WRITTEN EXERCISE A:
Name every software product, platform, or web technology that the discussion of GUI designers and layout managers mentions by name.
WRITTEN EXERCISE B:
Print the part of the discussion of GUI designers and layout managers from "They encourage you" up to and including "the code properly.".
WRITTEN EXERCISE C:
Proceed with the discussion of GUI designers and layout managers, continuing it from its final sentence.

## START TEXT SEGMENT

This is where the Java layout managers requested by the OP are so good
(even if they've taken a long while to evolve, and still aren't as easy
to use as they should be - I believe the JGoodies package is
significantly better, although I haven't actually used it in anger).
They encourage you to think about how an application should look when
it's resized - the designer certainly doesn't do that.
In VS2005 as I've said, the two new container controls solve these
problems. I'm sure there are more you can buy as well if you need more
than just flow or table. I believe there are also 3rd party controls
available for .Net 1.x as well. You use these controls to handle the
layout, and you can still use the design to generate most of your code.
It seems your problem isn't the designer per se, its the lack of
relative layout positioning. But that can be solved by using container
controls.
I can visualise enough for maintenance purposes. For design purposes, I
tend to use a pencil and paper to work out how I want it to look - or
possibly use the designer, before writing the code properly.
I like to be 100% certain, and the designer helps me acomplish that. I
see the result of my changes right away. Ctrl Z reverts things. I
don't know why you design on paper; if that's your style, I think thats
fine. However it seems to me you can accomplish everything using the
designer in liue of paper and pencil. The advantage is that you don't
need to erase your mistakes; just drag the controls to the new
position. I'd think that would be faster.
Web UIs are becoming increasingly difficult for designers to cope with,
IMO, as the world becomes more AJAX (etc) focused. There's so much
going on behind the scenes, it's hard for a designer to keep up, in my
experience.

## END TEXT SEGMENT
## START MATERIAL PROVIDED

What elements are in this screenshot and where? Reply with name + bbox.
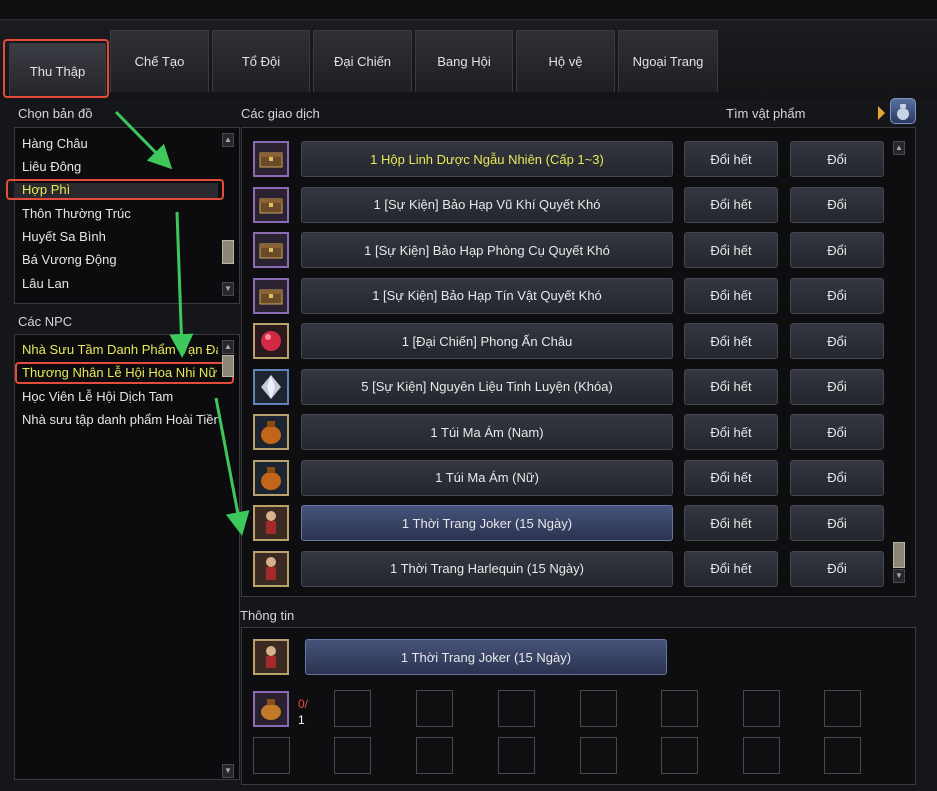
annotation-arrows <box>114 110 250 536</box>
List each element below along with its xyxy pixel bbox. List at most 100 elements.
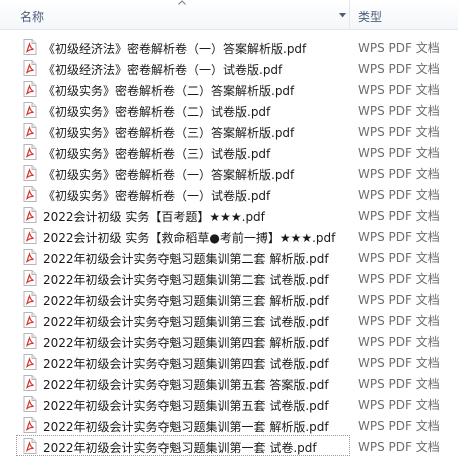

## END MATERIAL PROVIDED

TASK OUTPUT A:
- Java
- JGoodies
- VS2005
- .Net 1.x
- AJAX

TASK OUTPUT B:
They encourage you to think about how an application should look when
it's resized - the designer certainly doesn't do that.
In VS2005 as I've said, the two new container controls solve these
problems. I'm sure there are more you can buy as well if you need more
than just flow or table. I believe there are also 3rd party controls
available for .Net 1.x as well. You use these controls to handle the
layout, and you can still use the design to generate most of your code.
It seems your problem isn't the designer per se, its the lack of
relative layout positioning. But that can be solved by using container
controls.
I can visualise enough for maintenance purposes. For design purposes, I
tend to use a pencil and paper to work out how I want it to look - or
possibly use the designer, before writing the code properly.

TASK OUTPUT C:
I believe Atlas includes controls which the designer can use. In any
event, you'll always have to right the code to make the UI work with
the client business layer. I never meant to claim that the designer
would write THAT code for you. But with Ajax, you usually replace a
div, or add new divs, etc etc. The designer can be used for your
hidden template or, or to create the divs who's content is alwasy being
replaced.
How does its use of business object signal intention such as drawing
the user's eye to a certain feature, or encouraging a certain way of
working, or lining things up appropriately?
That's the job of the UI, and the designer can help with that. For
example, you can drop an ErrorProvider control on your form. The
designer won't help you make a control change color; but that wasn't
the topic of this thread, how to best do the UI layout was. And that's
just what the designer was made for.
And yet you assumed that I was talking about interaction with business
objects when I talked about commenting intention. Why? Do you believe
there isn't any intention in UI design?
I think the UI's sole purpose is displaying the data to the user and
allow the user to interat with the data. How something is done is what
is captured by the business layer. Just about all of my code is just
enabling / disabling controls, responding to user events (such as
clicking the OK button, which should save the current business object)
or responding to data events, which are indirectly raised by the user
when they are modifying the state of the business objects.

Honestly, there's very little non generated code in my UI layer. The
largest routine I have is just figuring which prompt is appropiate when
the user closes a window with a changed object. The UI needs to ask
the user if it should save the object, but only if the object is in a
valid, savable state. If its not, it mearly warns changes will be
lost, and offers the ability to cancel closing the form.

All the other code (which is designer generated) is just binding the
controls to the proper datasources, or passing one object to another
form for editing.
The code that actually matters, say disabling a button because its
not ok for the user to proceed, is clearly visible because its not
mixed in with a bunch of code that creates controls and plops them on
the form. That messiness is put in another file and needn't even been
seen by the developer (unless they choose to see it).

Indeed, partial files are a definite plus on that front.
Finally you've agreed with me! :-)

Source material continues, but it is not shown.